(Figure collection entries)
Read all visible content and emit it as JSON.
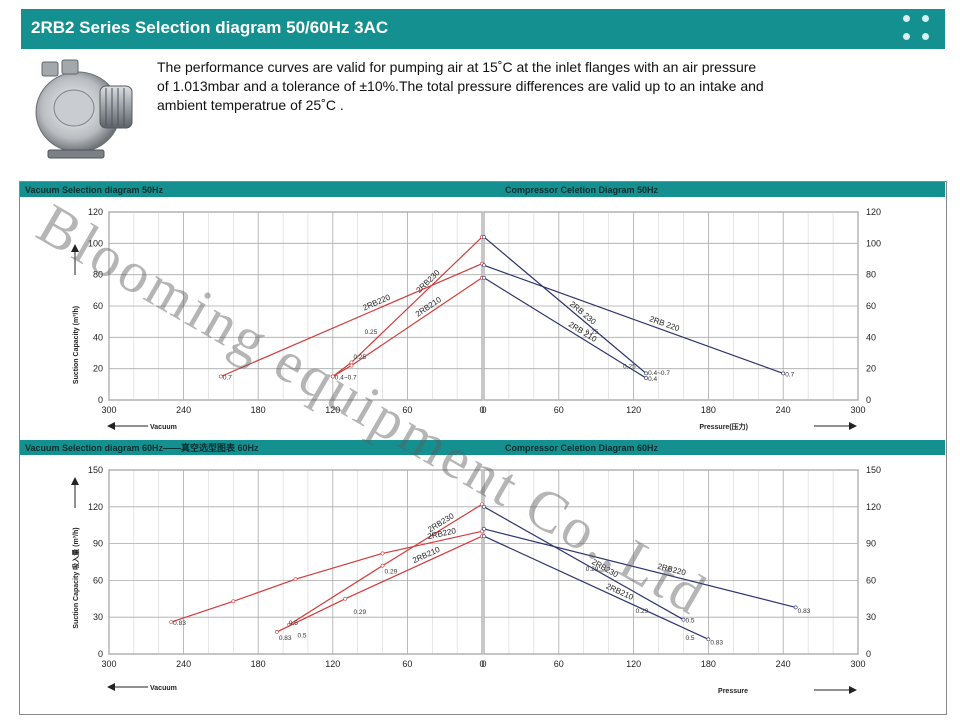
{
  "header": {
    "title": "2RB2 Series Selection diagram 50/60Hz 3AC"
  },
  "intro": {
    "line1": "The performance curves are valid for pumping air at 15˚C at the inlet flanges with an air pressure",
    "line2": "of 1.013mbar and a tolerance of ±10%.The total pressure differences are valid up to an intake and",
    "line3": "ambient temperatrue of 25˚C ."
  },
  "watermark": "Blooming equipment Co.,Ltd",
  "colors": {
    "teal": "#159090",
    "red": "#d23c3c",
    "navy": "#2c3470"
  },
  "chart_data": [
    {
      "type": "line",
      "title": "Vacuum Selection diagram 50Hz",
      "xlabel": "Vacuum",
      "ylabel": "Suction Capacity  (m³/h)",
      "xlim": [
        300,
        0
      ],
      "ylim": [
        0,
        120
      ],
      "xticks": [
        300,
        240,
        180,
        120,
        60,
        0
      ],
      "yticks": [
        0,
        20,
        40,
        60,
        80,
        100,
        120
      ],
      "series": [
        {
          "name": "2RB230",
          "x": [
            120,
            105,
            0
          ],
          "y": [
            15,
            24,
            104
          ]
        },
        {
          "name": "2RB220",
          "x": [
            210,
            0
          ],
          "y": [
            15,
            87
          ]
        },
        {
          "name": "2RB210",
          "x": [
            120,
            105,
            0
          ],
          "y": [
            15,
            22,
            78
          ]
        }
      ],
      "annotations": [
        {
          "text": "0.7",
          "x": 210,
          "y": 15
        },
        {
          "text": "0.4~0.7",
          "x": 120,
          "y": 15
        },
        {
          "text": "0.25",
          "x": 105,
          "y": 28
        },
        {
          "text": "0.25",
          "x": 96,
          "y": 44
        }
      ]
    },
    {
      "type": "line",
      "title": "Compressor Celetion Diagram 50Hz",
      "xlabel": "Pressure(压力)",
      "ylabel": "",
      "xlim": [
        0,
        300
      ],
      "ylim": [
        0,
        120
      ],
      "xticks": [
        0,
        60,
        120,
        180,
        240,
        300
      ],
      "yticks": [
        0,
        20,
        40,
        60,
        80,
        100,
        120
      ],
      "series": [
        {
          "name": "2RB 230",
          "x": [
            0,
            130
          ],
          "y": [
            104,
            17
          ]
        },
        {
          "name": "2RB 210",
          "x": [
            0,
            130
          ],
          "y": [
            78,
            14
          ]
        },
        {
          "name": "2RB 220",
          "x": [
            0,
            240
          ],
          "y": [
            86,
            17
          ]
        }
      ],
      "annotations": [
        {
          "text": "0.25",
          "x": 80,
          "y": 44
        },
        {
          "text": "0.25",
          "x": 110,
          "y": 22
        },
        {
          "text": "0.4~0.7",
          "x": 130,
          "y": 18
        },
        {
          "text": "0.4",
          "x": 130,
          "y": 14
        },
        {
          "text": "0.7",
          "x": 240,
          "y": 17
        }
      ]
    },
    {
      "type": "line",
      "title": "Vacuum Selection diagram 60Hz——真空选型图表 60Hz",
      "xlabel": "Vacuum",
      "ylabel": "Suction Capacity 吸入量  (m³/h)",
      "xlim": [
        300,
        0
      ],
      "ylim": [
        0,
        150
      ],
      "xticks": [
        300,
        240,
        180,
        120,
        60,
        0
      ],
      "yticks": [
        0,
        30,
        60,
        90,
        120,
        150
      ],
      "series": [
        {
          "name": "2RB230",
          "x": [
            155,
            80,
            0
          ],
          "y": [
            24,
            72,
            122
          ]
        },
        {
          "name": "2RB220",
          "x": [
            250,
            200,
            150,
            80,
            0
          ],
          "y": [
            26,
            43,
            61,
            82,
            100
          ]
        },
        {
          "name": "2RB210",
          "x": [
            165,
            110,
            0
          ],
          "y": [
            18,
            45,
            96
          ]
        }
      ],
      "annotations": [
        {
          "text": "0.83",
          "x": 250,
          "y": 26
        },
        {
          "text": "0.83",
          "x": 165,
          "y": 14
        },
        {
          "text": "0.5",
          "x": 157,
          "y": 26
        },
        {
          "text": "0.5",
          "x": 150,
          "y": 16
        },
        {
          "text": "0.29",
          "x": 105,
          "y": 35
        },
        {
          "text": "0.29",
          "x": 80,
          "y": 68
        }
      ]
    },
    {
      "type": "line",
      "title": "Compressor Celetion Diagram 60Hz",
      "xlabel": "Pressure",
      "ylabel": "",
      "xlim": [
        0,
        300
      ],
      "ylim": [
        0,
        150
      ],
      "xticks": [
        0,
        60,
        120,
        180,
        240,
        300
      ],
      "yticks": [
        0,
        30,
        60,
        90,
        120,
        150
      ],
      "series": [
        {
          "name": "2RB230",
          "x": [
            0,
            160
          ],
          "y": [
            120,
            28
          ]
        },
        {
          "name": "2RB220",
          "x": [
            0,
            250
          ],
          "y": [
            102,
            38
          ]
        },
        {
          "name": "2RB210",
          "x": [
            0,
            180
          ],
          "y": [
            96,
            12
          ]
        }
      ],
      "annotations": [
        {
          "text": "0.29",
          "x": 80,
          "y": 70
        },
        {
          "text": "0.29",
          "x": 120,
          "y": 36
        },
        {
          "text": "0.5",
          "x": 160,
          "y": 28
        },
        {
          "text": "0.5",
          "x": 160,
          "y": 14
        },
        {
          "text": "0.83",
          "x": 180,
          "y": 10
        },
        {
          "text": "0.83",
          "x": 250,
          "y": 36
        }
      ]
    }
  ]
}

**Task goal**
Select every line of the material above holding the word "Suction" and copy it.

**Reply**
      "ylabel": "Suction Capacity  (m³/h)",
      "ylabel": "Suction Capacity 吸入量  (m³/h)",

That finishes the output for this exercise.